** START **

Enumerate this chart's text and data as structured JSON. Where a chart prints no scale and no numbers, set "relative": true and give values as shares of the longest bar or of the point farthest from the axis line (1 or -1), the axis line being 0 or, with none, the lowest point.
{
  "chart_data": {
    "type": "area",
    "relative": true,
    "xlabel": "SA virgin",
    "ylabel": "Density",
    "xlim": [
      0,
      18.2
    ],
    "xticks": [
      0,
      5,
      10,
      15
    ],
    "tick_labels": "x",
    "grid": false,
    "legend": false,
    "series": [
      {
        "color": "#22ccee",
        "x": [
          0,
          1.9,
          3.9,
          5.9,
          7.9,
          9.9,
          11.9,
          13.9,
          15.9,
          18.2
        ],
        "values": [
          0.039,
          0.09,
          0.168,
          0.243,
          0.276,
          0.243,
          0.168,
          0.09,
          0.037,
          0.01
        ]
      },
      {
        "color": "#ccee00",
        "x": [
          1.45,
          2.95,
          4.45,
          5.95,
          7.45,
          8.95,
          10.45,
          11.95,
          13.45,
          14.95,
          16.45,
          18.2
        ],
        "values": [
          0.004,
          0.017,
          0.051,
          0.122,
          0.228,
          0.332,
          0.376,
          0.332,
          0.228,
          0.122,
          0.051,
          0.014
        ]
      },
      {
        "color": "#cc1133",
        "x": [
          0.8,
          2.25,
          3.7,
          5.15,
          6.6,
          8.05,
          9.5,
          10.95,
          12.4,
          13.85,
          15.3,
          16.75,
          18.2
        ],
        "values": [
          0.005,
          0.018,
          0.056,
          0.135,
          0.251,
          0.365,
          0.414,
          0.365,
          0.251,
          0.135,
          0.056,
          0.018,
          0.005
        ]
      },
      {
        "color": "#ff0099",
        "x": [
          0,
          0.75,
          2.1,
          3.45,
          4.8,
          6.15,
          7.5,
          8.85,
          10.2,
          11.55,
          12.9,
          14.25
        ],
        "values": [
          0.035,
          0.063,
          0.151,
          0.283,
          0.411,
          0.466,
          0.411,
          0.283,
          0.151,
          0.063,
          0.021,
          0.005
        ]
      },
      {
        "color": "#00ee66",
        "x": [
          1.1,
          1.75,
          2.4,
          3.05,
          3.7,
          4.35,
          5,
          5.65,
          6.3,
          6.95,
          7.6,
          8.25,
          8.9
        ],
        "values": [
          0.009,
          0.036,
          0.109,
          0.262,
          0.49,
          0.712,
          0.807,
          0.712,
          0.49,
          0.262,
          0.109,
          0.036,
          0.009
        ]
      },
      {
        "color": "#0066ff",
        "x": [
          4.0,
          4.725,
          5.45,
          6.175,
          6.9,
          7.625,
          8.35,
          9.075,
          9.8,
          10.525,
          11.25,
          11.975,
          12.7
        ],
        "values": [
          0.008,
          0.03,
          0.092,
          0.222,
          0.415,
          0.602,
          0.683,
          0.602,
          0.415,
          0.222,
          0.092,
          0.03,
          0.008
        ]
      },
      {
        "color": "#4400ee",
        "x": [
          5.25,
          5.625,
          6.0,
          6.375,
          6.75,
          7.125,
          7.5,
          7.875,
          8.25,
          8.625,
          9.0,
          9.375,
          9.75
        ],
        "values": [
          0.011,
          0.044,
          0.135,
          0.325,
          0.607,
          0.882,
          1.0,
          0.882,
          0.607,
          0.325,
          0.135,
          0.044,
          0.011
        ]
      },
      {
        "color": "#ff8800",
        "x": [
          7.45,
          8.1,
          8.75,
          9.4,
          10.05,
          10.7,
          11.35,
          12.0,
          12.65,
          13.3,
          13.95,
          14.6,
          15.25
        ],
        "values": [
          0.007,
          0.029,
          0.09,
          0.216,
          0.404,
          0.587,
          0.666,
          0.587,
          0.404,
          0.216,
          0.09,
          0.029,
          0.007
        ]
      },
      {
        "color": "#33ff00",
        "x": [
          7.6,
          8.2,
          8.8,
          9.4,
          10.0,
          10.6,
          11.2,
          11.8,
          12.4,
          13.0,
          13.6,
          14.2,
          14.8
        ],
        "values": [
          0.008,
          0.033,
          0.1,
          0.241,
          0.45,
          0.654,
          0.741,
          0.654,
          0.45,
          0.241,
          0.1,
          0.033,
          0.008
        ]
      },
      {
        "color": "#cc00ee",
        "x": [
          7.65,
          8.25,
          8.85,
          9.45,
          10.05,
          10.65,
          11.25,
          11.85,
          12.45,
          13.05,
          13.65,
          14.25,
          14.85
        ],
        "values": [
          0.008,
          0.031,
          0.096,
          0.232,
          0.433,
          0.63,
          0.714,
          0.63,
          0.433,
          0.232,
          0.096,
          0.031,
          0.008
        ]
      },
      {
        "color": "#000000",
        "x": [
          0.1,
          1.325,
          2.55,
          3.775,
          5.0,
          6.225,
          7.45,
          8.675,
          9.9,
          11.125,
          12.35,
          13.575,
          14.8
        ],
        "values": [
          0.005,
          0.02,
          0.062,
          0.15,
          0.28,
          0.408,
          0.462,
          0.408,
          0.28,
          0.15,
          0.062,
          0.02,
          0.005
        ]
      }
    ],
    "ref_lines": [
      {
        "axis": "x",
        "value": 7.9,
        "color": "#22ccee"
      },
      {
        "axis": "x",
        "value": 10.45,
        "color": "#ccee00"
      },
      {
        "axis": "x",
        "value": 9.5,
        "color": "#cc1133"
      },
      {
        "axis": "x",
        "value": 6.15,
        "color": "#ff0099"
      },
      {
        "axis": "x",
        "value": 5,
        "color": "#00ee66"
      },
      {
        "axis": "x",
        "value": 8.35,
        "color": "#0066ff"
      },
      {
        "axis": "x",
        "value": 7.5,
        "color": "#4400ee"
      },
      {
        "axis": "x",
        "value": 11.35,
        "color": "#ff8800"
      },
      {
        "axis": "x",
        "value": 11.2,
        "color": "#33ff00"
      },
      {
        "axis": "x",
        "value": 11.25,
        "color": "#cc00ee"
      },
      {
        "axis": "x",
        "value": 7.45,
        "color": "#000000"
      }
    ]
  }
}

** END **

Written exercise =
Please reproduce every line of the material word for word.

Exercise answer =
Enumerate this chart's text and data as structured JSON. Where a chart prints no scale and no numbers, set "relative": true and give values as shares of the longest bar or of the point farthest from the axis line (1 or -1), the axis line being 0 or, with none, the lowest point.
{
  "chart_data": {
    "type": "area",
    "relative": true,
    "xlabel": "SA virgin",
    "ylabel": "Density",
    "xlim": [
      0,
      18.2
    ],
    "xticks": [
      0,
      5,
      10,
      15
    ],
    "tick_labels": "x",
    "grid": false,
    "legend": false,
    "series": [
      {
        "color": "#22ccee",
        "x": [
          0,
          1.9,
          3.9,
          5.9,
          7.9,
          9.9,
          11.9,
          13.9,
          15.9,
          18.2
        ],
        "values": [
          0.039,
          0.09,
          0.168,
          0.243,
          0.276,
          0.243,
          0.168,
          0.09,
          0.037,
          0.01
        ]
      },
      {
        "color": "#ccee00",
        "x": [
          1.45,
          2.95,
          4.45,
          5.95,
          7.45,
          8.95,
          10.45,
          11.95,
          13.45,
          14.95,
          16.45,
          18.2
        ],
        "values": [
          0.004,
          0.017,
          0.051,
          0.122,
          0.228,
          0.332,
          0.376,
          0.332,
          0.228,
          0.122,
          0.051,
          0.014
        ]
      },
      {
        "color": "#cc1133",
        "x": [
          0.8,
          2.25,
          3.7,
          5.15,
          6.6,
          8.05,
          9.5,
          10.95,
          12.4,
          13.85,
          15.3,
          16.75,
          18.2
        ],
        "values": [
          0.005,
          0.018,
          0.056,
          0.135,
          0.251,
          0.365,
          0.414,
          0.365,
          0.251,
          0.135,
          0.056,
          0.018,
          0.005
        ]
      },
      {
        "color": "#ff0099",
        "x": [
          0,
          0.75,
          2.1,
          3.45,
          4.8,
          6.15,
          7.5,
          8.85,
          10.2,
          11.55,
          12.9,
          14.25
        ],
        "values": [
          0.035,
          0.063,
          0.151,
          0.283,
          0.411,
          0.466,
          0.411,
          0.283,
          0.151,
          0.063,
          0.021,
          0.005
        ]
      },
      {
        "color": "#00ee66",
        "x": [
          1.1,
          1.75,
          2.4,
          3.05,
          3.7,
          4.35,
          5,
          5.65,
          6.3,
          6.95,
          7.6,
          8.25,
          8.9
        ],
        "values": [
          0.009,
          0.036,
          0.109,
          0.262,
          0.49,
          0.712,
          0.807,
          0.712,
          0.49,
          0.262,
          0.109,
          0.036,
          0.009
        ]
      },
      {
        "color": "#0066ff",
        "x": [
          4.0,
          4.725,
          5.45,
          6.175,
          6.9,
          7.625,
          8.35,
          9.075,
          9.8,
          10.525,
          11.25,
          11.975,
          12.7
        ],
        "values": [
          0.008,
          0.03,
          0.092,
          0.222,
          0.415,
          0.602,
          0.683,
          0.602,
          0.415,
          0.222,
          0.092,
          0.03,
          0.008
        ]
      },
      {
        "color": "#4400ee",
        "x": [
          5.25,
          5.625,
          6.0,
          6.375,
          6.75,
          7.125,
          7.5,
          7.875,
          8.25,
          8.625,
          9.0,
          9.375,
          9.75
        ],
        "values": [
          0.011,
          0.044,
          0.135,
          0.325,
          0.607,
          0.882,
          1.0,
          0.882,
          0.607,
          0.325,
          0.135,
          0.044,
          0.011
        ]
      },
      {
        "color": "#ff8800",
        "x": [
          7.45,
          8.1,
          8.75,
          9.4,
          10.05,
          10.7,
          11.35,
          12.0,
          12.65,
          13.3,
          13.95,
          14.6,
          15.25
        ],
        "values": [
          0.007,
          0.029,
          0.09,
          0.216,
          0.404,
          0.587,
          0.666,
          0.587,
          0.404,
          0.216,
          0.09,
          0.029,
          0.007
        ]
      },
      {
        "color": "#33ff00",
        "x": [
          7.6,
          8.2,
          8.8,
          9.4,
          10.0,
          10.6,
          11.2,
          11.8,
          12.4,
          13.0,
          13.6,
          14.2,
          14.8
        ],
        "values": [
          0.008,
          0.033,
          0.1,
          0.241,
          0.45,
          0.654,
          0.741,
          0.654,
          0.45,
          0.241,
          0.1,
          0.033,
          0.008
        ]
      },
      {
        "color": "#cc00ee",
        "x": [
          7.65,
          8.25,
          8.85,
          9.45,
          10.05,
          10.65,
          11.25,
          11.85,
          12.45,
          13.05,
          13.65,
          14.25,
          14.85
        ],
        "values": [
          0.008,
          0.031,
          0.096,
          0.232,
          0.433,
          0.63,
          0.714,
          0.63,
          0.433,
          0.232,
          0.096,
          0.031,
          0.008
        ]
      },
      {
        "color": "#000000",
        "x": [
          0.1,
          1.325,
          2.55,
          3.775,
          5.0,
          6.225,
          7.45,
          8.675,
          9.9,
          11.125,
          12.35,
          13.575,
          14.8
        ],
        "values": [
          0.005,
          0.02,
          0.062,
          0.15,
          0.28,
          0.408,
          0.462,
          0.408,
          0.28,
          0.15,
          0.062,
          0.02,
          0.005
        ]
      }
    ],
    "ref_lines": [
      {
        "axis": "x",
        "value": 7.9,
        "color": "#22ccee"
      },
      {
        "axis": "x",
        "value": 10.45,
        "color": "#ccee00"
      },
      {
        "axis": "x",
        "value": 9.5,
        "color": "#cc1133"
      },
      {
        "axis": "x",
        "value": 6.15,
        "color": "#ff0099"
      },
      {
        "axis": "x",
        "value": 5,
        "color": "#00ee66"
      },
      {
        "axis": "x",
        "value": 8.35,
        "color": "#0066ff"
      },
      {
        "axis": "x",
        "value": 7.5,
        "color": "#4400ee"
      },
      {
        "axis": "x",
        "value": 11.35,
        "color": "#ff8800"
      },
      {
        "axis": "x",
        "value": 11.2,
        "color": "#33ff00"
      },
      {
        "axis": "x",
        "value": 11.25,
        "color": "#cc00ee"
      },
      {
        "axis": "x",
        "value": 7.45,
        "color": "#000000"
      }
    ]
  }
}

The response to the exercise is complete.